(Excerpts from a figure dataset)

• • •

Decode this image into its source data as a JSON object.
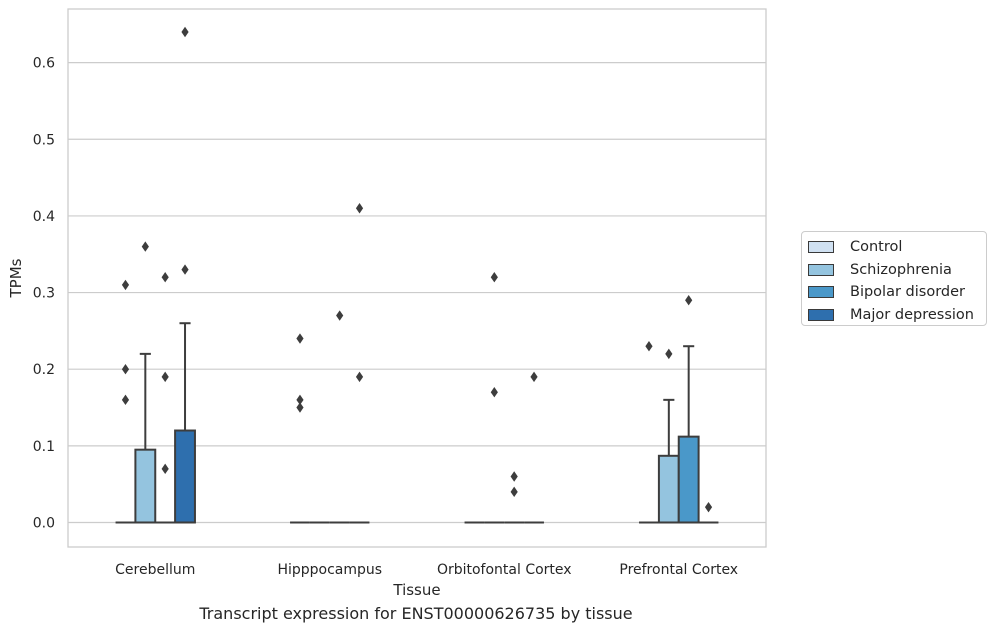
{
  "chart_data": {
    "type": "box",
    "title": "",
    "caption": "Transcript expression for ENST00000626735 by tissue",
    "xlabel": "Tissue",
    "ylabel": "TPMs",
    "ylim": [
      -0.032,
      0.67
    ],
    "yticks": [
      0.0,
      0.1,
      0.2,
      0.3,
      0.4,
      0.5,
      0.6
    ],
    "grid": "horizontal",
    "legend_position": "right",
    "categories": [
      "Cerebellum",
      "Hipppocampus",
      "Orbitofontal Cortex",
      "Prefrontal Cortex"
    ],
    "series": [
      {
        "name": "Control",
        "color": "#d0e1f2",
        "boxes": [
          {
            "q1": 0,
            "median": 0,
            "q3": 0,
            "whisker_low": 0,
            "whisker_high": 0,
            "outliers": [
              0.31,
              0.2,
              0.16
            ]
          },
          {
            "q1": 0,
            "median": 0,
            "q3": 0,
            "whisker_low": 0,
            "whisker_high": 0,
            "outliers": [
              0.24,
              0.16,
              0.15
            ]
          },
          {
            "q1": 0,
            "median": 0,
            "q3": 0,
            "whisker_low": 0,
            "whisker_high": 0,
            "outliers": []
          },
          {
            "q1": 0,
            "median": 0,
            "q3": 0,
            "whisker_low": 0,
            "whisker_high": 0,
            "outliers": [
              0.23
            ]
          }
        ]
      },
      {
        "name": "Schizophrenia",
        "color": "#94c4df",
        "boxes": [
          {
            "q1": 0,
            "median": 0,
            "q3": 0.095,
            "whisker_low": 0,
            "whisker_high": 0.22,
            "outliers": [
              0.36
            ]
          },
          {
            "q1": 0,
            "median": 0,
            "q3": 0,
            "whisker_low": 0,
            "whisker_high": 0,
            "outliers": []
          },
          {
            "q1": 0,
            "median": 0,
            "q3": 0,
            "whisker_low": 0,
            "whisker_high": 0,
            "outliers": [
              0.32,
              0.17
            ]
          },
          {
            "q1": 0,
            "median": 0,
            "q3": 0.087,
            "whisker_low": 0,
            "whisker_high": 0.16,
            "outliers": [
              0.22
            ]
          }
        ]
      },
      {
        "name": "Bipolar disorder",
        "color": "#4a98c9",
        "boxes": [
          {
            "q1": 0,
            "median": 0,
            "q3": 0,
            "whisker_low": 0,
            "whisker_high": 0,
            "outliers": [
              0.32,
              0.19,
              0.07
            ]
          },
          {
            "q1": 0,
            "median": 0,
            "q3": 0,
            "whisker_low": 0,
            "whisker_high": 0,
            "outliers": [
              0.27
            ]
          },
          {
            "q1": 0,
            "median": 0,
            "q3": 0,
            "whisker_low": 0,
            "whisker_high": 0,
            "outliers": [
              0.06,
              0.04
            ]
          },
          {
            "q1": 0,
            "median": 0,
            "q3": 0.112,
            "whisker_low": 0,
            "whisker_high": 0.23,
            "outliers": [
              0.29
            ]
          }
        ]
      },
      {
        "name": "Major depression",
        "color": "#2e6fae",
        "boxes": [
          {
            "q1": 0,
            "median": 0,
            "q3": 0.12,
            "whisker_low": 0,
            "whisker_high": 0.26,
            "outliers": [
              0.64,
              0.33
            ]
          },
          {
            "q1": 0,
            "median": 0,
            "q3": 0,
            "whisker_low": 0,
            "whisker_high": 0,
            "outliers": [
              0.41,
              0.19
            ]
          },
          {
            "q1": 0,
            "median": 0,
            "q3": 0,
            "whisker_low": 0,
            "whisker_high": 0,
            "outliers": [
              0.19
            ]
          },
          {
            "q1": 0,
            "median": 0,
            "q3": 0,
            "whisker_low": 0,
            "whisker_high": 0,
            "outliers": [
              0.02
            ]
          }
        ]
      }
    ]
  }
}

• • •

_Objective_
Leave the pictures out and copy the rest of the data exactly.

_Complete response_
Decode this image into its source data as a JSON object.
{
  "chart_data": {
    "type": "box",
    "title": "",
    "caption": "Transcript expression for ENST00000626735 by tissue",
    "xlabel": "Tissue",
    "ylabel": "TPMs",
    "ylim": [
      -0.032,
      0.67
    ],
    "yticks": [
      0.0,
      0.1,
      0.2,
      0.3,
      0.4,
      0.5,
      0.6
    ],
    "grid": "horizontal",
    "legend_position": "right",
    "categories": [
      "Cerebellum",
      "Hipppocampus",
      "Orbitofontal Cortex",
      "Prefrontal Cortex"
    ],
    "series": [
      {
        "name": "Control",
        "color": "#d0e1f2",
        "boxes": [
          {
            "q1": 0,
            "median": 0,
            "q3": 0,
            "whisker_low": 0,
            "whisker_high": 0,
            "outliers": [
              0.31,
              0.2,
              0.16
            ]
          },
          {
            "q1": 0,
            "median": 0,
            "q3": 0,
            "whisker_low": 0,
            "whisker_high": 0,
            "outliers": [
              0.24,
              0.16,
              0.15
            ]
          },
          {
            "q1": 0,
            "median": 0,
            "q3": 0,
            "whisker_low": 0,
            "whisker_high": 0,
            "outliers": []
          },
          {
            "q1": 0,
            "median": 0,
            "q3": 0,
            "whisker_low": 0,
            "whisker_high": 0,
            "outliers": [
              0.23
            ]
          }
        ]
      },
      {
        "name": "Schizophrenia",
        "color": "#94c4df",
        "boxes": [
          {
            "q1": 0,
            "median": 0,
            "q3": 0.095,
            "whisker_low": 0,
            "whisker_high": 0.22,
            "outliers": [
              0.36
            ]
          },
          {
            "q1": 0,
            "median": 0,
            "q3": 0,
            "whisker_low": 0,
            "whisker_high": 0,
            "outliers": []
          },
          {
            "q1": 0,
            "median": 0,
            "q3": 0,
            "whisker_low": 0,
            "whisker_high": 0,
            "outliers": [
              0.32,
              0.17
            ]
          },
          {
            "q1": 0,
            "median": 0,
            "q3": 0.087,
            "whisker_low": 0,
            "whisker_high": 0.16,
            "outliers": [
              0.22
            ]
          }
        ]
      },
      {
        "name": "Bipolar disorder",
        "color": "#4a98c9",
        "boxes": [
          {
            "q1": 0,
            "median": 0,
            "q3": 0,
            "whisker_low": 0,
            "whisker_high": 0,
            "outliers": [
              0.32,
              0.19,
              0.07
            ]
          },
          {
            "q1": 0,
            "median": 0,
            "q3": 0,
            "whisker_low": 0,
            "whisker_high": 0,
            "outliers": [
              0.27
            ]
          },
          {
            "q1": 0,
            "median": 0,
            "q3": 0,
            "whisker_low": 0,
            "whisker_high": 0,
            "outliers": [
              0.06,
              0.04
            ]
          },
          {
            "q1": 0,
            "median": 0,
            "q3": 0.112,
            "whisker_low": 0,
            "whisker_high": 0.23,
            "outliers": [
              0.29
            ]
          }
        ]
      },
      {
        "name": "Major depression",
        "color": "#2e6fae",
        "boxes": [
          {
            "q1": 0,
            "median": 0,
            "q3": 0.12,
            "whisker_low": 0,
            "whisker_high": 0.26,
            "outliers": [
              0.64,
              0.33
            ]
          },
          {
            "q1": 0,
            "median": 0,
            "q3": 0,
            "whisker_low": 0,
            "whisker_high": 0,
            "outliers": [
              0.41,
              0.19
            ]
          },
          {
            "q1": 0,
            "median": 0,
            "q3": 0,
            "whisker_low": 0,
            "whisker_high": 0,
            "outliers": [
              0.19
            ]
          },
          {
            "q1": 0,
            "median": 0,
            "q3": 0,
            "whisker_low": 0,
            "whisker_high": 0,
            "outliers": [
              0.02
            ]
          }
        ]
      }
    ]
  }
}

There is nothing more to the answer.